> _TAREAS REQUERIDAS_
**a)** Indica si cada afirmación concuerda con el texto sobre La Habana y el Festival: (i) quien narra llegó a La Habana por primera vez desde Holguín; (ii) en ese primer viaje el grupo llevaba varios rollos de película; (iii) la retrospectiva de Birri se proyectó en el cine La Rampa. Responde sí o no y cita literalmente las palabras del texto que lo deciden.
**b)** Por favor, prolonga el texto sobre La Habana y el Festival a partir de su última oración.

> _PASAJE MOSTRADO_
Creo que La Habana me atrapó porque la conocí en diciembre, vestida de cine. Llegué por primera vez desde Holguín, con un grupo de amigos. Éramos unos ocho, jóvenes y entusiastas, cargando una camarita con un solo rollo para toda la estancia. Cada foto de aquel viaje es grupal, y detrás de nosotros siempre aparece una fila de personas esperando entrar a algún cine.
Aquella primera visita fue hace más de veinte años; yo ni siquiera era fotógrafo aún. A partir de entonces, cada diciembre tenía cita en La Habana. Me alojaba en casa de mis tías y me instalaba durante las dos primeras semanas del mes, mientras duraba el Festival. Al regresar a Holguín, me ufanaba en la escuela contándoles a mis compañeros las películas que había visto y los personajes famosos que había conocido. A veces exageraba un poco. No había redes sociales ni teléfonos inteligentes para desmentirme; tampoco para dejar testimonio de mis relatos. Bastaba con la palabra y algo de carisma juvenil para ser creíble.
En una de esas citas festivaleras descubrí a Fernando Birri, cineasta argentino y referente del cine latinoamericano. Entré por casualidad a una retrospectiva en el cine La Rampa y me encontré con Un señor muy viejo con unas alas enormes, su adaptación del cuento de Gabriel García Márquez. El filme, coproducción cubano-argentina, tenía un reparto de lujo que incluía a Daisy Granados y Adolfo Llauradó. Pero lo que más me impactó fue Birri en el papel del ángel caído, con su barba blanca y su sonrisa inconfundible. La imagen del protagonista surcando los cielos se quedó conmigo.

> _DATOS PROPORCIONADOS_
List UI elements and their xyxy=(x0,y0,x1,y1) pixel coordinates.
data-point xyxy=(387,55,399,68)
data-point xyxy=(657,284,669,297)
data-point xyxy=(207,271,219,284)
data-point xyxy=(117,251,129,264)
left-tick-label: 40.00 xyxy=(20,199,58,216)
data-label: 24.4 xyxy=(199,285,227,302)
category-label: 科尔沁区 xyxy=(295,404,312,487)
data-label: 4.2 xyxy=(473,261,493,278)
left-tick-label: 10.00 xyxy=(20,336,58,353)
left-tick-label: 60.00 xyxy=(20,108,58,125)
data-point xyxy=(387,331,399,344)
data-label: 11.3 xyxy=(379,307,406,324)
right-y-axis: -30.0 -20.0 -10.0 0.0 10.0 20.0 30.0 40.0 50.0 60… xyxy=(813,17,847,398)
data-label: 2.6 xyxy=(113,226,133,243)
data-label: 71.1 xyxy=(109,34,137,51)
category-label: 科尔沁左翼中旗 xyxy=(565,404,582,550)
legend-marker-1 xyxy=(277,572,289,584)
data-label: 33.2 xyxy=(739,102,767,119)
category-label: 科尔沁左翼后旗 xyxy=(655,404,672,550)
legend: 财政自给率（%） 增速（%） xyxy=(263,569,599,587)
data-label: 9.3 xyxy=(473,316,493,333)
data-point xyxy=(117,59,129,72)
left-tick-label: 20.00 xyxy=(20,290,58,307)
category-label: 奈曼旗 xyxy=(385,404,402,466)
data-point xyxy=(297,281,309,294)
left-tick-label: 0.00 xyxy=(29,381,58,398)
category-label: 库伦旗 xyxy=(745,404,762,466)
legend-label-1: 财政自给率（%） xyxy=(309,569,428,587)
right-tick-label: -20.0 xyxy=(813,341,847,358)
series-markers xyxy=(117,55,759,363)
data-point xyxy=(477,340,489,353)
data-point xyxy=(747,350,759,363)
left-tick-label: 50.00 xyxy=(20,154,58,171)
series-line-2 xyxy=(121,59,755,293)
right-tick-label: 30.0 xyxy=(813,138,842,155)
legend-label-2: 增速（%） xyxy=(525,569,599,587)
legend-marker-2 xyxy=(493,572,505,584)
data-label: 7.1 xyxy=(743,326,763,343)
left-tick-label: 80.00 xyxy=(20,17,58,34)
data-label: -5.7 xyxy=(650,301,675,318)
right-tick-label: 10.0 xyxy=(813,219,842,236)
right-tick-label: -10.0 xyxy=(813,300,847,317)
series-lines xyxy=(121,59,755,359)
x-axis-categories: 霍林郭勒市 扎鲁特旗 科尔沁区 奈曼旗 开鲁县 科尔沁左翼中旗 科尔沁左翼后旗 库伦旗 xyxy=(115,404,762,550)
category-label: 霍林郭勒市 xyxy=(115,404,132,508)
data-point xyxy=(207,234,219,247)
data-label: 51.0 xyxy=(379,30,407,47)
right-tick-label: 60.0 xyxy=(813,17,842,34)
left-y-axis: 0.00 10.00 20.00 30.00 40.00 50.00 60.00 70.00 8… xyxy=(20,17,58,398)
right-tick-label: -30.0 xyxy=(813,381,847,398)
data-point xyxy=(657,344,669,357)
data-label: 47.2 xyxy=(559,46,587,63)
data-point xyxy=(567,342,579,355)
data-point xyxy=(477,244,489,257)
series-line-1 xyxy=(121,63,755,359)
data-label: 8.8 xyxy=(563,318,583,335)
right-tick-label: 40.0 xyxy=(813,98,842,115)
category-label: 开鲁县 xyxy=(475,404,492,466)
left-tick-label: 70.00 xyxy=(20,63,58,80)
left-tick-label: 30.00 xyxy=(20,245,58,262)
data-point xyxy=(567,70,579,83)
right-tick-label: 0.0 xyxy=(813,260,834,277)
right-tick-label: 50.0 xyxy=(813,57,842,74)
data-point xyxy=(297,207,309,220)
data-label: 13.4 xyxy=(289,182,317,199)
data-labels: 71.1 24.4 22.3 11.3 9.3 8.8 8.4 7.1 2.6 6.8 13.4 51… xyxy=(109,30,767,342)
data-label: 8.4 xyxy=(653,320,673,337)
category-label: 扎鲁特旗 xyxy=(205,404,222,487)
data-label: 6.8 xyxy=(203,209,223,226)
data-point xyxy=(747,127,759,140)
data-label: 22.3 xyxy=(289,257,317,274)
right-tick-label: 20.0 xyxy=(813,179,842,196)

> _RESPUESTAS DEL EJERCICIO_
**a)**
(i) Sí: «Llegué por primera vez desde Holguín, con un grupo de amigos.»
(ii) No: «cargando una camarita con un solo rollo para toda la estancia».
(iii) Sí: «Entré por casualidad a una retrospectiva en el cine La Rampa».

**b)**
Días después, lo vi en persona por la avenida 23. Era imposible no reconocerlo. Lo seguí con la mirada mientras se perdía entre la gente, como si en cualquier momento pudiera alzar vuelo hacia el mundo ficticio que había creado en su película. De esa secuencia no tengo fotos; en aquel entonces no llevaba una cámara a todas partes como ahora. Pero no importa, esa escena surrealista quedó impresa en mi retina.
Años después, en otro Festival, vi a Gabriel García Márquez, el inspirador de aquella película de Birri. Allí estaba, sentado en el Karl Marx con su esposa, Mercedes, y un grupo de amigos cubanos como Alfredo Guevara y Julio García Espinosa. No recuerdo qué película estábamos por ver, pero no perdí la oportunidad de fotografiarlos. La imagen quedó divertida: Gabo y Alfredo parecen chismeando sobre lo que Mercedes miraba en su teléfono.
En un Festival de Cine de La Habana pueden converger todo tipo de historias. Una de las cosas más insólitas que me sucedieron fue perderme en el cine Yara (¿quién se pierde en un cine?). Al abrir una puerta equivocada, me encontré en la cabina de proyección. Allí estaba el proyeccionista, el mago anónimo que manipulaba un rollo de película en el ya clásico formato de 35 milímetros, una reliquia en la era digital. A pocos metros, la máquina proyectaba, transformando a intervalos de milésimas de segundo un haz de luz en movimiento. Cada fotograma cobraba vida gracias a una lente que invertía y enfocaba las imágenes sobre la pantalla; esa magia. Desde ese lugar privilegiado, el corazón del cine, vi una película como nunca antes: a través de una pequeña ventanita.
Escenas fortuitas como esas se cruzan en mi memoria en este tiempo de Festival. Ahora, al revisar un manojo de fotos tomadas con prisa, cada una guarda un fragmento del pasado, una historia para ser contada. Son imágenes que capturan encuentros, miradas y el movimiento constante de diciembre en La Habana, cuando el cine se convierte en el protagonista de la ciudad.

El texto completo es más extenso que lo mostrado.